This is not true! Xperimenta has a lot of wonderful and very good libraries. It's a small company but i think will produce a lot of very good new products.


----------



## kj.metissage (Jun 22, 2022)

snm10 said:


> I do not recommend this Xperimenta Project at all. I bought DUE and although it sounds good, it is completely unplayable. An absolute waste of money. I wrote to @fcangia, he offered me a refund for my non-compliance and never did. It's a scam of a company. Don't waste your time and money and look for other companies.


What are you talking about. You didn't like it, fine, it happens.

No need to trash talk and hurt a damn fine sample developer.


----------



## applegrovebard (Jun 22, 2022)

Have to chip in here. I have bought several of Xperimenta's virtual instruments and have found them excellent and great value. I feel confident in the company's competence and ethos. It's extraordinarily difficult to get hundreds or thousands of piano samples to cohere into a flawless instrument under the fingers. Given the enthusiasm for the Due pianos that I have come across on this forum I doubt that they are unplayable, and the issues that some have reported with the new piano and don't doubt the developer will be very responsive to.


----------



## pianistje (Jun 22, 2022)

Owner of -Due- and like it very much, but i want more info about the FP2 from owners before buying.


----------



## catibi79 (Jun 22, 2022)

pianistje said:


> Owner of -Due- and like it very much, but i want more info about the FP2 from owners before buying.


I like it much more FP2 than Due. I have both. But the sound and the possibilities inspiring me much more


----------



## pianistje (Jun 22, 2022)

catibi79 said:


> I like it much more FP2 than Due. I have both. But the sound and the possibilities inspiring me much more


Ahhh thanks !


----------



## poly6 (Jun 22, 2022)

**Listing:**
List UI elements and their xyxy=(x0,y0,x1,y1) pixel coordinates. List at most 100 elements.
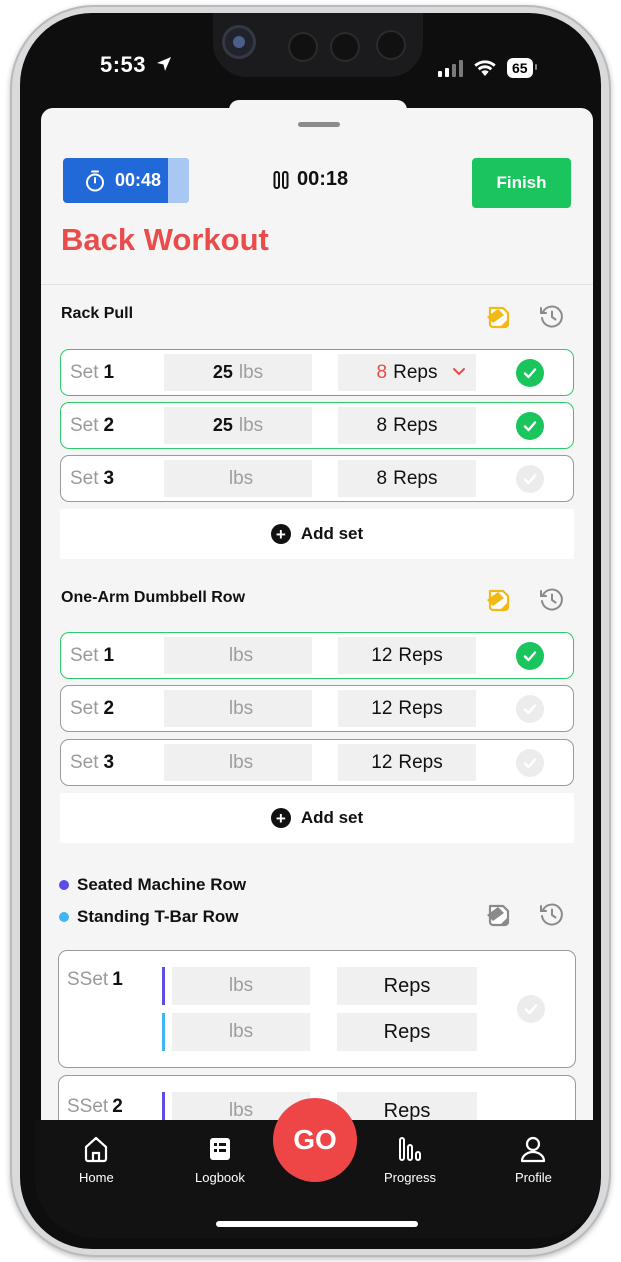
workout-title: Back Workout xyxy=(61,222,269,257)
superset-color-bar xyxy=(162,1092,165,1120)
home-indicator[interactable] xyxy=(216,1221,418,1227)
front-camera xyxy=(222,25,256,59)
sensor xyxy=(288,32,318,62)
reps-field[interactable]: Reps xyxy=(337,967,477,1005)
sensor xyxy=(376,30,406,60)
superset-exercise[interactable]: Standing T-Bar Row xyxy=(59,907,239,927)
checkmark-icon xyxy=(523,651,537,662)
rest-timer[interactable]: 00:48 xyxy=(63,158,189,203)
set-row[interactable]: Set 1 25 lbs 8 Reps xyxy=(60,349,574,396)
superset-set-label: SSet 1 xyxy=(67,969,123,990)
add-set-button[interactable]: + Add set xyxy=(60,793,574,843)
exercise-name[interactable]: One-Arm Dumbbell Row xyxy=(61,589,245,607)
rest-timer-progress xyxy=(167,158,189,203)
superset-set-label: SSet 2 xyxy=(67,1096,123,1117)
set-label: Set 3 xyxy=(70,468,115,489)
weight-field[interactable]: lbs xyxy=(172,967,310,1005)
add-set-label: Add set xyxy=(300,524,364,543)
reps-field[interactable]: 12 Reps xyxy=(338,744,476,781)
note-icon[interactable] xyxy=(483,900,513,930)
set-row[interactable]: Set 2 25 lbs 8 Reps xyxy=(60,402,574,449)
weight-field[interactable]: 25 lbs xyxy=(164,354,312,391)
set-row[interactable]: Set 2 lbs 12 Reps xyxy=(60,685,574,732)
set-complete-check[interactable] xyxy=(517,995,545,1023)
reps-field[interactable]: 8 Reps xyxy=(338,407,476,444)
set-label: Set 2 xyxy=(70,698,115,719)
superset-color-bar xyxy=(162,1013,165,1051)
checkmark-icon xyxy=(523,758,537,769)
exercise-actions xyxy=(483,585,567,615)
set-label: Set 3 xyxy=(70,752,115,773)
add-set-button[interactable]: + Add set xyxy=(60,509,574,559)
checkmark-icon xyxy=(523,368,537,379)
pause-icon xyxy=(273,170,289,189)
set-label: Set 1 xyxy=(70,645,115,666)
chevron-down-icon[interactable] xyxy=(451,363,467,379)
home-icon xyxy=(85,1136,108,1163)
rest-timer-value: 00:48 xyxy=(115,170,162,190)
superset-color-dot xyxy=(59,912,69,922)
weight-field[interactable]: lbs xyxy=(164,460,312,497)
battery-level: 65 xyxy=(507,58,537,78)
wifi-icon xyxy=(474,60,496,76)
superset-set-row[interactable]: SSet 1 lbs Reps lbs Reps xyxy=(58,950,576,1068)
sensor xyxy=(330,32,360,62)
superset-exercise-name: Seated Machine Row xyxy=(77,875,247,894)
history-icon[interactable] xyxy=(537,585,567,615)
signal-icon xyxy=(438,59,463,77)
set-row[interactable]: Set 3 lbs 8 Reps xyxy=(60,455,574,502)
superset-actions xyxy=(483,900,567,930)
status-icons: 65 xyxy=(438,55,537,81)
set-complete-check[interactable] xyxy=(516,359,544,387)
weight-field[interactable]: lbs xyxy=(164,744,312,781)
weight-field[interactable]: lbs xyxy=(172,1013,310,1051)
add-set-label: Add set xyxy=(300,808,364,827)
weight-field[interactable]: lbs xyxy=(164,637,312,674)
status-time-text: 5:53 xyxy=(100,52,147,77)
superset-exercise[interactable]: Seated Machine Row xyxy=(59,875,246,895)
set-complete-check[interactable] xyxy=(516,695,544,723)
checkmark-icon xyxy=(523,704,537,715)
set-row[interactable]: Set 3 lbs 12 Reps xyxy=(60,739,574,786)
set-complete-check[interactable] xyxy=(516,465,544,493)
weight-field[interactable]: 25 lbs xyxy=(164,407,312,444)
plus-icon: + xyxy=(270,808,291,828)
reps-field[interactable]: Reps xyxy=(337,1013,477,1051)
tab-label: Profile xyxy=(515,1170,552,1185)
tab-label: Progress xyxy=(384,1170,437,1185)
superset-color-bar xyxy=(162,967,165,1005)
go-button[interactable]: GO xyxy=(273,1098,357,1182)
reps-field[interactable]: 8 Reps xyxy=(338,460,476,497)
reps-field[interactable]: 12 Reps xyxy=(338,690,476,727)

**Short task:** Continue the forum thread about Xperimenta's piano libraries from the point where it stops. The records have no connection to the forum thread about Xperimenta's piano libraries.

**Exercise output:**
Hmm. New member. Just signed up today and this is the first message they posted. And it's not even about the product that is the subject of this thread.


----------



## SeaDave (Jun 22, 2022)

fcangia said:


> almost finished working on fixes based on your feedback! I'll release it between today and tomorrow. a little impro



I'd be interested in knowing if those who found problems with the initial version think they have been fixed with the update.


----------



## fcangia (Jun 22, 2022)

I'm sorry about your experience. I always do a refund, even if it is not in our policy, and I'm always really open to feedback - I might guess that people here know how much I care  It probably just didn't arrive, or somehow the case was mistakenly closed.
please write me at [email protected] your e-mail address and I can see how to solve this.

I really hope that your ideas about us will change: I really put all my effort and passion into my libraries. In one year, thanks to the great support of the users, I've been able to improve: remove bugs, beta test *a lot *(with a lot of users and no less than 1 month), hire one professionist and invest in renting bigger studios, better equipment and instruments, and making libraries that now can easily compete with big companies, trying to giving to the market a different - and I hope appreciated - point of view.

What I'm saying, is that of course everyone has a different taste, and I totally understand if someone doesn't like a library. But still, I'm sorry for your opinion about my company, because I really do my best to care as much as I can about each customer as a client and as an artist, and if there's something (except the refund ofc) that I can make to change your opinion, I'll be happy to hear your feedback about it (in private) 

Flavio



snm10 said:


> I do not recommend this Xperimenta Project at all. I bought DUE and although it sounds good, it is completely unplayable. An absolute waste of money. I wrote to @fcangia, he offered me a refund for my non-compliance and never did. It's a scam of a company. Don't waste your time and money and look for other companies.


----------



## fcangia (Jun 22, 2022)

About the Update, I had to delay the release a bit because I'm collecting other feedback that arrived from a few e-mails, so it took more than expected. But no worries, I've scheduled it for Sunday and the intro price will be extended. Keep tuned to this topic or on our newsletter to be the first to know about the update!

I and Filippo are also really busy on a new long sampling session for a new *great *library - the results are already really promising! Here is a photo from the studio yesterday - ps, is not a cello...or at least _just _a cello


----------



## Sean Robin (Jun 22, 2022)

fcangia said:


> I always do a refund, even if it is not in our policy, and I'm always really open to feedback


Flavio is indeed a class act... wish more developers had such integrity.


----------



## Napier Lopez (Jun 23, 2022)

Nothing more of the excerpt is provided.